■ **Stated exercise**:
The records that follow must be repeated verbatim, every one of them.
— start —
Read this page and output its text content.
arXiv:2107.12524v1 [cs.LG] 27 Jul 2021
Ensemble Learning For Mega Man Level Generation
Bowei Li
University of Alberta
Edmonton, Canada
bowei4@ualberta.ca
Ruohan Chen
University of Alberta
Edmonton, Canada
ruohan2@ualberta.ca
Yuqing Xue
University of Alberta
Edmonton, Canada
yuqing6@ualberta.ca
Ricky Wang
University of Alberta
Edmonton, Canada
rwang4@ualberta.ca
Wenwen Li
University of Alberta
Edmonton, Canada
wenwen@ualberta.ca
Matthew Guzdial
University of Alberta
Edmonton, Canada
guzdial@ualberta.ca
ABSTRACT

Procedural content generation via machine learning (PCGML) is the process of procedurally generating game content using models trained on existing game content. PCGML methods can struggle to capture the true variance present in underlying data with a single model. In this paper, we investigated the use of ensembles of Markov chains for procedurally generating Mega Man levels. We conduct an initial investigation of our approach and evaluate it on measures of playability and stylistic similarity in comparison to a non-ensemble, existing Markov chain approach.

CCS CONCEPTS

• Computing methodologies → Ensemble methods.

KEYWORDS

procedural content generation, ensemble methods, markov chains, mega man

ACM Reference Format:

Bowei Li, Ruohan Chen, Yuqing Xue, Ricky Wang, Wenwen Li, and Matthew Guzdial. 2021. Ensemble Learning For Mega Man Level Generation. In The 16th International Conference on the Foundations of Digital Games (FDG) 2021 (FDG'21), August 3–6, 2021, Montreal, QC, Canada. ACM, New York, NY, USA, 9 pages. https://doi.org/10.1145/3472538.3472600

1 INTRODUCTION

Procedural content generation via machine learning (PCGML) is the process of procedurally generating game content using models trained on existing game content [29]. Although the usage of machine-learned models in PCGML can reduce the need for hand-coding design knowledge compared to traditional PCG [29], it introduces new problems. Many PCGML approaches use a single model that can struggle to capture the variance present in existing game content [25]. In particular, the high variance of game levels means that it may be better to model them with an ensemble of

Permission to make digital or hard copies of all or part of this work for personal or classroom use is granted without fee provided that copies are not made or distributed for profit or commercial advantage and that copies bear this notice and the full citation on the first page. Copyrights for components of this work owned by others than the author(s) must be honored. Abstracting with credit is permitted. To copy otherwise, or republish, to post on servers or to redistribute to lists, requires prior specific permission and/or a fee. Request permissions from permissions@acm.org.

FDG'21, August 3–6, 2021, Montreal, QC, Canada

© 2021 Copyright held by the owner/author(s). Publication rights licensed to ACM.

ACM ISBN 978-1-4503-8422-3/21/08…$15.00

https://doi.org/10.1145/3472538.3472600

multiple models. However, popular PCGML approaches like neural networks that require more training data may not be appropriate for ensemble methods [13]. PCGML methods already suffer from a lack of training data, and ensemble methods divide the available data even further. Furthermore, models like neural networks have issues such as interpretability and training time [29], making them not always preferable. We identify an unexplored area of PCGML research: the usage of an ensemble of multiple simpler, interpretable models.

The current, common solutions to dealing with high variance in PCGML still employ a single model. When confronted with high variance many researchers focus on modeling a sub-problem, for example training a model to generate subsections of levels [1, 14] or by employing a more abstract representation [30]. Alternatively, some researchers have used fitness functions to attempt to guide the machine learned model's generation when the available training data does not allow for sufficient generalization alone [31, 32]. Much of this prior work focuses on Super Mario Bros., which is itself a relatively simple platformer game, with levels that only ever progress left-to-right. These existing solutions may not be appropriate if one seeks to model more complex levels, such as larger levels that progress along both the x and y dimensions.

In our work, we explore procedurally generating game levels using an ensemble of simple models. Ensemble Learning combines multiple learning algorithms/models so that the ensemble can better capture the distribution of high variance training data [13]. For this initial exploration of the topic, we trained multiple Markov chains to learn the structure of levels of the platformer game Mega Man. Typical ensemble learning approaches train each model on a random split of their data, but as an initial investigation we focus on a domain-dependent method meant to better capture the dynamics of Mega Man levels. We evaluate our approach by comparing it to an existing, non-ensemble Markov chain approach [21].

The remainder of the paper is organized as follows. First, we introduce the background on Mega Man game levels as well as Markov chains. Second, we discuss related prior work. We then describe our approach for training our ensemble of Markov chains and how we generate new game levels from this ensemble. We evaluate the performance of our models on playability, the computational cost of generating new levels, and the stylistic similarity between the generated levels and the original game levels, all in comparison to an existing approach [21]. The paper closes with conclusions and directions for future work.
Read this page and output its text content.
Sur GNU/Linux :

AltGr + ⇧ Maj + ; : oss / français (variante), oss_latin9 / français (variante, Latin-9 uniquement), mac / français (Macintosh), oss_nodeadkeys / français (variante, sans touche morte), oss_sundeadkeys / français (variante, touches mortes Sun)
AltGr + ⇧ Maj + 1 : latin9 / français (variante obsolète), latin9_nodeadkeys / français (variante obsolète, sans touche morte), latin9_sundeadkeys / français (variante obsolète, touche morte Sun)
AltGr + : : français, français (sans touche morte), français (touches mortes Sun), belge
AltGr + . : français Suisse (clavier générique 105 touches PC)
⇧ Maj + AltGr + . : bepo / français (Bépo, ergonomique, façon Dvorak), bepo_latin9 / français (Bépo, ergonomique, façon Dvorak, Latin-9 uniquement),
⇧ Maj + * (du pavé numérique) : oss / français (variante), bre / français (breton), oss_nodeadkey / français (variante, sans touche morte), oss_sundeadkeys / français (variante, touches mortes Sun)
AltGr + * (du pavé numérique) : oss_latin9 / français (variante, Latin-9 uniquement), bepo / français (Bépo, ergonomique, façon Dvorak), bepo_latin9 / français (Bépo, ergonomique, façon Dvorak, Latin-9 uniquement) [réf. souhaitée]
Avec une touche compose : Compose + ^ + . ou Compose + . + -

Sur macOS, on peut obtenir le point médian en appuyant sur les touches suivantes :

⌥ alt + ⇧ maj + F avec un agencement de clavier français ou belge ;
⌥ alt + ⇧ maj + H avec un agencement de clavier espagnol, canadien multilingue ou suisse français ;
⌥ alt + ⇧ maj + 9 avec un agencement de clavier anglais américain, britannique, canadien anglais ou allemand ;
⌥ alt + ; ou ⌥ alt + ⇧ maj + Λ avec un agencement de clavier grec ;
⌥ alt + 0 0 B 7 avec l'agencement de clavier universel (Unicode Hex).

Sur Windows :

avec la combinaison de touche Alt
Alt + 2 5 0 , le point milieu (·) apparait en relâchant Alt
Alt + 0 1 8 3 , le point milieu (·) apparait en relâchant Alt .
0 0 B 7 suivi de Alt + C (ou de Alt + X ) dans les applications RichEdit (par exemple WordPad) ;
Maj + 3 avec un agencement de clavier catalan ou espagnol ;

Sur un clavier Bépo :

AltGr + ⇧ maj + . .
— end —
■ **Response to the task**:
Read this page and output its text content.
arXiv:2107.12524v1 [cs.LG] 27 Jul 2021
Ensemble Learning For Mega Man Level Generation
Bowei Li
University of Alberta
Edmonton, Canada
bowei4@ualberta.ca
Ruohan Chen
University of Alberta
Edmonton, Canada
ruohan2@ualberta.ca
Yuqing Xue
University of Alberta
Edmonton, Canada
yuqing6@ualberta.ca
Ricky Wang
University of Alberta
Edmonton, Canada
rwang4@ualberta.ca
Wenwen Li
University of Alberta
Edmonton, Canada
wenwen@ualberta.ca
Matthew Guzdial
University of Alberta
Edmonton, Canada
guzdial@ualberta.ca
ABSTRACT

Procedural content generation via machine learning (PCGML) is the process of procedurally generating game content using models trained on existing game content. PCGML methods can struggle to capture the true variance present in underlying data with a single model. In this paper, we investigated the use of ensembles of Markov chains for procedurally generating Mega Man levels. We conduct an initial investigation of our approach and evaluate it on measures of playability and stylistic similarity in comparison to a non-ensemble, existing Markov chain approach.

CCS CONCEPTS

• Computing methodologies → Ensemble methods.

KEYWORDS

procedural content generation, ensemble methods, markov chains, mega man

ACM Reference Format:

Bowei Li, Ruohan Chen, Yuqing Xue, Ricky Wang, Wenwen Li, and Matthew Guzdial. 2021. Ensemble Learning For Mega Man Level Generation. In The 16th International Conference on the Foundations of Digital Games (FDG) 2021 (FDG'21), August 3–6, 2021, Montreal, QC, Canada. ACM, New York, NY, USA, 9 pages. https://doi.org/10.1145/3472538.3472600

1 INTRODUCTION

Procedural content generation via machine learning (PCGML) is the process of procedurally generating game content using models trained on existing game content [29]. Although the usage of machine-learned models in PCGML can reduce the need for hand-coding design knowledge compared to traditional PCG [29], it introduces new problems. Many PCGML approaches use a single model that can struggle to capture the variance present in existing game content [25]. In particular, the high variance of game levels means that it may be better to model them with an ensemble of

Permission to make digital or hard copies of all or part of this work for personal or classroom use is granted without fee provided that copies are not made or distributed for profit or commercial advantage and that copies bear this notice and the full citation on the first page. Copyrights for components of this work owned by others than the author(s) must be honored. Abstracting with credit is permitted. To copy otherwise, or republish, to post on servers or to redistribute to lists, requires prior specific permission and/or a fee. Request permissions from permissions@acm.org.

FDG'21, August 3–6, 2021, Montreal, QC, Canada

© 2021 Copyright held by the owner/author(s). Publication rights licensed to ACM.

ACM ISBN 978-1-4503-8422-3/21/08…$15.00

https://doi.org/10.1145/3472538.3472600

multiple models. However, popular PCGML approaches like neural networks that require more training data may not be appropriate for ensemble methods [13]. PCGML methods already suffer from a lack of training data, and ensemble methods divide the available data even further. Furthermore, models like neural networks have issues such as interpretability and training time [29], making them not always preferable. We identify an unexplored area of PCGML research: the usage of an ensemble of multiple simpler, interpretable models.

The current, common solutions to dealing with high variance in PCGML still employ a single model. When confronted with high variance many researchers focus on modeling a sub-problem, for example training a model to generate subsections of levels [1, 14] or by employing a more abstract representation [30]. Alternatively, some researchers have used fitness functions to attempt to guide the machine learned model's generation when the available training data does not allow for sufficient generalization alone [31, 32]. Much of this prior work focuses on Super Mario Bros., which is itself a relatively simple platformer game, with levels that only ever progress left-to-right. These existing solutions may not be appropriate if one seeks to model more complex levels, such as larger levels that progress along both the x and y dimensions.

In our work, we explore procedurally generating game levels using an ensemble of simple models. Ensemble Learning combines multiple learning algorithms/models so that the ensemble can better capture the distribution of high variance training data [13]. For this initial exploration of the topic, we trained multiple Markov chains to learn the structure of levels of the platformer game Mega Man. Typical ensemble learning approaches train each model on a random split of their data, but as an initial investigation we focus on a domain-dependent method meant to better capture the dynamics of Mega Man levels. We evaluate our approach by comparing it to an existing, non-ensemble Markov chain approach [21].

The remainder of the paper is organized as follows. First, we introduce the background on Mega Man game levels as well as Markov chains. Second, we discuss related prior work. We then describe our approach for training our ensemble of Markov chains and how we generate new game levels from this ensemble. We evaluate the performance of our models on playability, the computational cost of generating new levels, and the stylistic similarity between the generated levels and the original game levels, all in comparison to an existing approach [21]. The paper closes with conclusions and directions for future work.
Read this page and output its text content.
Sur GNU/Linux :

AltGr + ⇧ Maj + ; : oss / français (variante), oss_latin9 / français (variante, Latin-9 uniquement), mac / français (Macintosh), oss_nodeadkeys / français (variante, sans touche morte), oss_sundeadkeys / français (variante, touches mortes Sun)
AltGr + ⇧ Maj + 1 : latin9 / français (variante obsolète), latin9_nodeadkeys / français (variante obsolète, sans touche morte), latin9_sundeadkeys / français (variante obsolète, touche morte Sun)
AltGr + : : français, français (sans touche morte), français (touches mortes Sun), belge
AltGr + . : français Suisse (clavier générique 105 touches PC)
⇧ Maj + AltGr + . : bepo / français (Bépo, ergonomique, façon Dvorak), bepo_latin9 / français (Bépo, ergonomique, façon Dvorak, Latin-9 uniquement),
⇧ Maj + * (du pavé numérique) : oss / français (variante), bre / français (breton), oss_nodeadkey / français (variante, sans touche morte), oss_sundeadkeys / français (variante, touches mortes Sun)
AltGr + * (du pavé numérique) : oss_latin9 / français (variante, Latin-9 uniquement), bepo / français (Bépo, ergonomique, façon Dvorak), bepo_latin9 / français (Bépo, ergonomique, façon Dvorak, Latin-9 uniquement) [réf. souhaitée]
Avec une touche compose : Compose + ^ + . ou Compose + . + -

Sur macOS, on peut obtenir le point médian en appuyant sur les touches suivantes :

⌥ alt + ⇧ maj + F avec un agencement de clavier français ou belge ;
⌥ alt + ⇧ maj + H avec un agencement de clavier espagnol, canadien multilingue ou suisse français ;
⌥ alt + ⇧ maj + 9 avec un agencement de clavier anglais américain, britannique, canadien anglais ou allemand ;
⌥ alt + ; ou ⌥ alt + ⇧ maj + Λ avec un agencement de clavier grec ;
⌥ alt + 0 0 B 7 avec l'agencement de clavier universel (Unicode Hex).

Sur Windows :

avec la combinaison de touche Alt
Alt + 2 5 0 , le point milieu (·) apparait en relâchant Alt
Alt + 0 1 8 3 , le point milieu (·) apparait en relâchant Alt .
0 0 B 7 suivi de Alt + C (ou de Alt + X ) dans les applications RichEdit (par exemple WordPad) ;
Maj + 3 avec un agencement de clavier catalan ou espagnol ;

Sur un clavier Bépo :

AltGr + ⇧ maj + . .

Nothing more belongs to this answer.